EXERCISE AIM
Transcribe the records below exactly as they appear, omitting any pictures.

[DATA FOR THIS TASK start]

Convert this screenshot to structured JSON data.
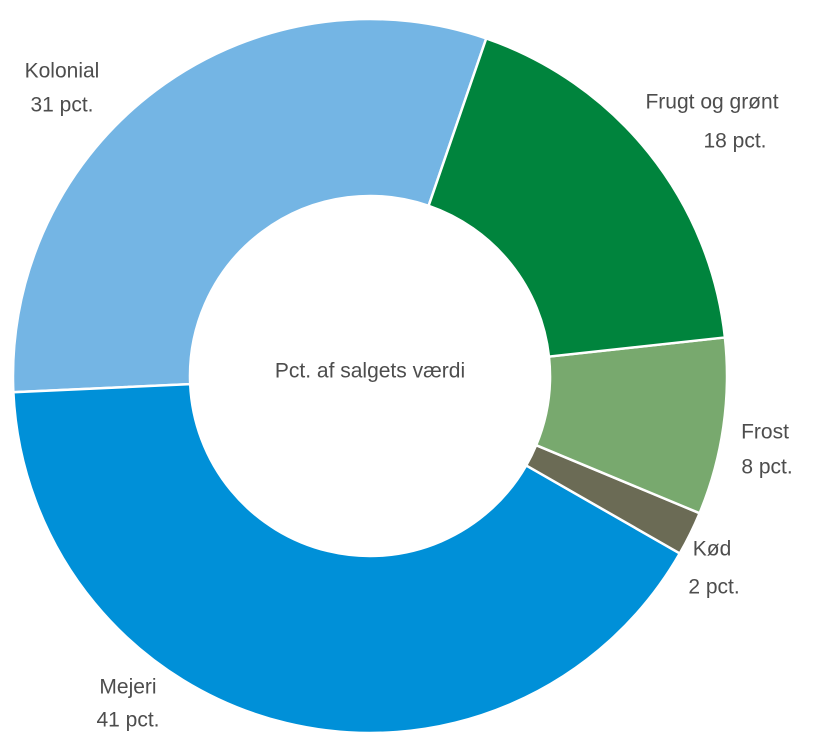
{
  "chart_data": {
    "type": "donut",
    "center_text": "Pct. af salgets værdi",
    "categories": [
      "Frugt og grønt",
      "Frost",
      "Kød",
      "Mejeri",
      "Kolonial"
    ],
    "values": [
      18,
      8,
      2,
      41,
      31
    ],
    "value_labels": [
      "18 pct.",
      "8 pct.",
      "2 pct.",
      "41 pct.",
      "31 pct."
    ],
    "colors": [
      "#00843d",
      "#78a96e",
      "#6b6b55",
      "#0090d8",
      "#74b5e4"
    ]
  }
}
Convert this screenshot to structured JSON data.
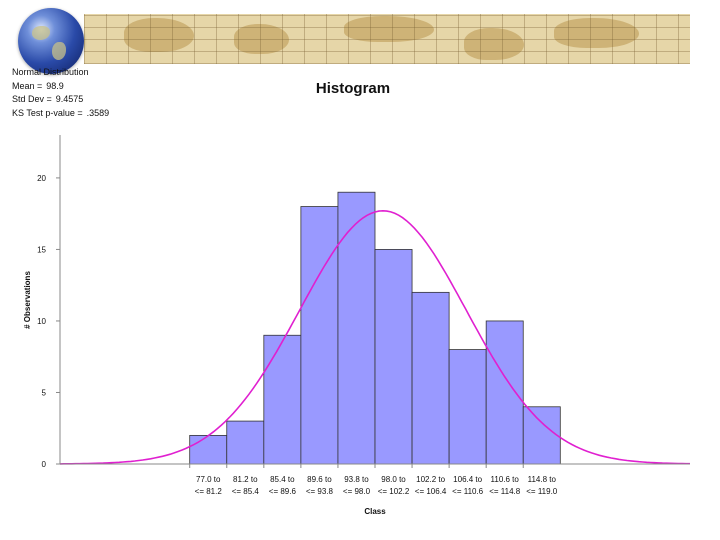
{
  "stats": {
    "distribution": "Normal Distribution",
    "mean_label": "Mean =",
    "mean_value": "98.9",
    "sd_label": "Std Dev =",
    "sd_value": "9.4575",
    "ks_label": "KS Test p-value =",
    "ks_value": ".3589"
  },
  "colors": {
    "bar": "#9999ff",
    "curve": "#e020d0",
    "banner": "#e6d6a8"
  },
  "chart_data": {
    "type": "bar",
    "title": "Histogram",
    "xlabel": "Class",
    "ylabel": "# Observations",
    "ylim": [
      0,
      23
    ],
    "yticks": [
      0,
      5,
      10,
      15,
      20
    ],
    "categories": [
      [
        "77.0 to",
        "<= 81.2"
      ],
      [
        "81.2 to",
        "<= 85.4"
      ],
      [
        "85.4 to",
        "<= 89.6"
      ],
      [
        "89.6 to",
        "<= 93.8"
      ],
      [
        "93.8 to",
        "<= 98.0"
      ],
      [
        "98.0 to",
        "<= 102.2"
      ],
      [
        "102.2 to",
        "<= 106.4"
      ],
      [
        "106.4 to",
        "<= 110.6"
      ],
      [
        "110.6 to",
        "<= 114.8"
      ],
      [
        "114.8 to",
        "<= 119.0"
      ]
    ],
    "values": [
      2,
      3,
      9,
      18,
      19,
      15,
      12,
      8,
      10,
      4
    ],
    "bin_edges": [
      77.0,
      81.2,
      85.4,
      89.6,
      93.8,
      98.0,
      102.2,
      106.4,
      110.6,
      114.8,
      119.0
    ],
    "xlim": [
      62.3,
      133.7
    ],
    "fit_curve": {
      "distribution": "normal",
      "mean": 98.9,
      "sd": 9.4575,
      "peak": 17.7
    },
    "grid": false
  }
}
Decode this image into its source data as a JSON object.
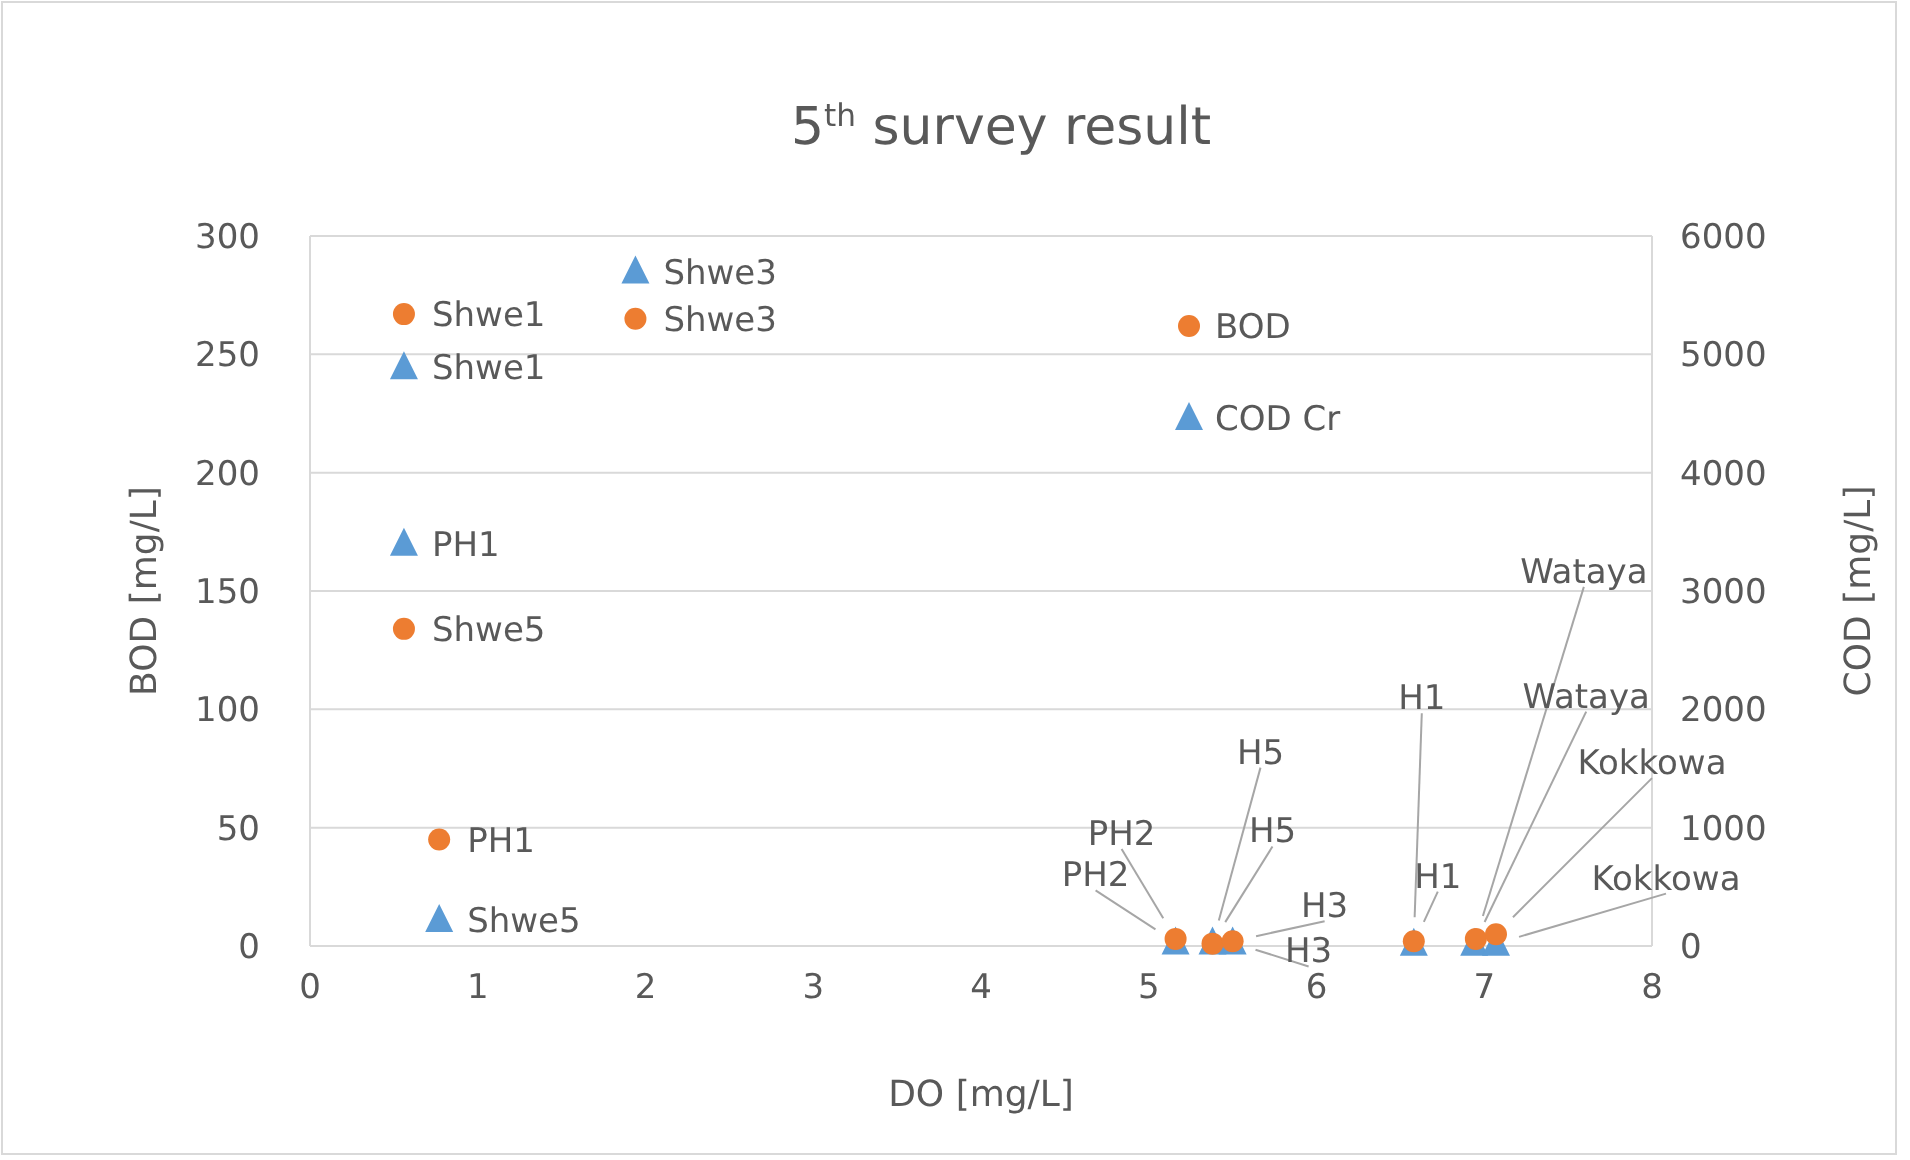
{
  "chart_data": {
    "type": "scatter",
    "title": "5$^{th}$ survey result",
    "xlabel": "DO [mg/L]",
    "ylabel": "BOD [mg/L]",
    "y2label": "COD [mg/L]",
    "xlim": [
      0,
      8
    ],
    "xticks": [
      0,
      1,
      2,
      3,
      4,
      5,
      6,
      7,
      8
    ],
    "ylim": [
      0,
      300
    ],
    "yticks": [
      0,
      50,
      100,
      150,
      200,
      250,
      300
    ],
    "y2lim": [
      0,
      6000
    ],
    "y2ticks": [
      0,
      1000,
      2000,
      3000,
      4000,
      5000,
      6000
    ],
    "grid": "y",
    "legend": "top",
    "series": [
      {
        "name": "BOD",
        "color": "#ed7d31",
        "marker": "circle",
        "x": [
          0.56,
          1.94,
          0.56,
          0.77,
          5.16,
          5.38,
          5.5,
          6.58,
          6.95,
          7.07
        ],
        "values": [
          267,
          265,
          134,
          45,
          3,
          1,
          2,
          2,
          3,
          5
        ],
        "value_labels": [
          "Shwe1",
          "Shwe3",
          "Shwe5",
          "PH1",
          "PH2",
          "H5",
          "H3",
          "H1",
          "Wataya",
          "Kokkowa"
        ]
      },
      {
        "name": "COD Cr",
        "color": "#5b9bd5",
        "marker": "triangle",
        "axis": "y2",
        "x": [
          0.56,
          1.94,
          0.56,
          0.77,
          5.16,
          5.38,
          5.5,
          6.58,
          6.94,
          7.07
        ],
        "values": [
          4890,
          5700,
          3400,
          220,
          30,
          30,
          30,
          20,
          20,
          20
        ],
        "value_labels": [
          "Shwe1",
          "Shwe3",
          "PH1",
          "Shwe5",
          "PH2",
          "H5",
          "H3",
          "H1",
          "Wataya",
          "Kokkowa"
        ]
      }
    ]
  }
}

[DATA FOR THIS TASK end]

EXERCISE RESPONSE
Convert this screenshot to structured JSON data.
{
  "chart_data": {
    "type": "donut",
    "center_text": "Pct. af salgets værdi",
    "categories": [
      "Frugt og grønt",
      "Frost",
      "Kød",
      "Mejeri",
      "Kolonial"
    ],
    "values": [
      18,
      8,
      2,
      41,
      31
    ],
    "value_labels": [
      "18 pct.",
      "8 pct.",
      "2 pct.",
      "41 pct.",
      "31 pct."
    ],
    "colors": [
      "#00843d",
      "#78a96e",
      "#6b6b55",
      "#0090d8",
      "#74b5e4"
    ]
  }
}
Convert this screenshot to structured JSON data.
{
  "stats": {
    "distribution": "Normal Distribution",
    "mean_label": "Mean =",
    "mean_value": "98.9",
    "sd_label": "Std Dev =",
    "sd_value": "9.4575",
    "ks_label": "KS Test p-value =",
    "ks_value": ".3589"
  },
  "colors": {
    "bar": "#9999ff",
    "curve": "#e020d0",
    "banner": "#e6d6a8"
  },
  "chart_data": {
    "type": "bar",
    "title": "Histogram",
    "xlabel": "Class",
    "ylabel": "# Observations",
    "ylim": [
      0,
      23
    ],
    "yticks": [
      0,
      5,
      10,
      15,
      20
    ],
    "categories": [
      [
        "77.0 to",
        "<= 81.2"
      ],
      [
        "81.2 to",
        "<= 85.4"
      ],
      [
        "85.4 to",
        "<= 89.6"
      ],
      [
        "89.6 to",
        "<= 93.8"
      ],
      [
        "93.8 to",
        "<= 98.0"
      ],
      [
        "98.0 to",
        "<= 102.2"
      ],
      [
        "102.2 to",
        "<= 106.4"
      ],
      [
        "106.4 to",
        "<= 110.6"
      ],
      [
        "110.6 to",
        "<= 114.8"
      ],
      [
        "114.8 to",
        "<= 119.0"
      ]
    ],
    "values": [
      2,
      3,
      9,
      18,
      19,
      15,
      12,
      8,
      10,
      4
    ],
    "bin_edges": [
      77.0,
      81.2,
      85.4,
      89.6,
      93.8,
      98.0,
      102.2,
      106.4,
      110.6,
      114.8,
      119.0
    ],
    "xlim": [
      62.3,
      133.7
    ],
    "fit_curve": {
      "distribution": "normal",
      "mean": 98.9,
      "sd": 9.4575,
      "peak": 17.7
    },
    "grid": false
  }
}
Decode this image into its source data as a JSON object.
{
  "chart_data": {
    "type": "scatter",
    "title": "5$^{th}$ survey result",
    "xlabel": "DO [mg/L]",
    "ylabel": "BOD [mg/L]",
    "y2label": "COD [mg/L]",
    "xlim": [
      0,
      8
    ],
    "xticks": [
      0,
      1,
      2,
      3,
      4,
      5,
      6,
      7,
      8
    ],
    "ylim": [
      0,
      300
    ],
    "yticks": [
      0,
      50,
      100,
      150,
      200,
      250,
      300
    ],
    "y2lim": [
      0,
      6000
    ],
    "y2ticks": [
      0,
      1000,
      2000,
      3000,
      4000,
      5000,
      6000
    ],
    "grid": "y",
    "legend": "top",
    "series": [
      {
        "name": "BOD",
        "color": "#ed7d31",
        "marker": "circle",
        "x": [
          0.56,
          1.94,
          0.56,
          0.77,
          5.16,
          5.38,
          5.5,
          6.58,
          6.95,
          7.07
        ],
        "values": [
          267,
          265,
          134,
          45,
          3,
          1,
          2,
          2,
          3,
          5
        ],
        "value_labels": [
          "Shwe1",
          "Shwe3",
          "Shwe5",
          "PH1",
          "PH2",
          "H5",
          "H3",
          "H1",
          "Wataya",
          "Kokkowa"
        ]
      },
      {
        "name": "COD Cr",
        "color": "#5b9bd5",
        "marker": "triangle",
        "axis": "y2",
        "x": [
          0.56,
          1.94,
          0.56,
          0.77,
          5.16,
          5.38,
          5.5,
          6.58,
          6.94,
          7.07
        ],
        "values": [
          4890,
          5700,
          3400,
          220,
          30,
          30,
          30,
          20,
          20,
          20
        ],
        "value_labels": [
          "Shwe1",
          "Shwe3",
          "PH1",
          "Shwe5",
          "PH2",
          "H5",
          "H3",
          "H1",
          "Wataya",
          "Kokkowa"
        ]
      }
    ]
  }
}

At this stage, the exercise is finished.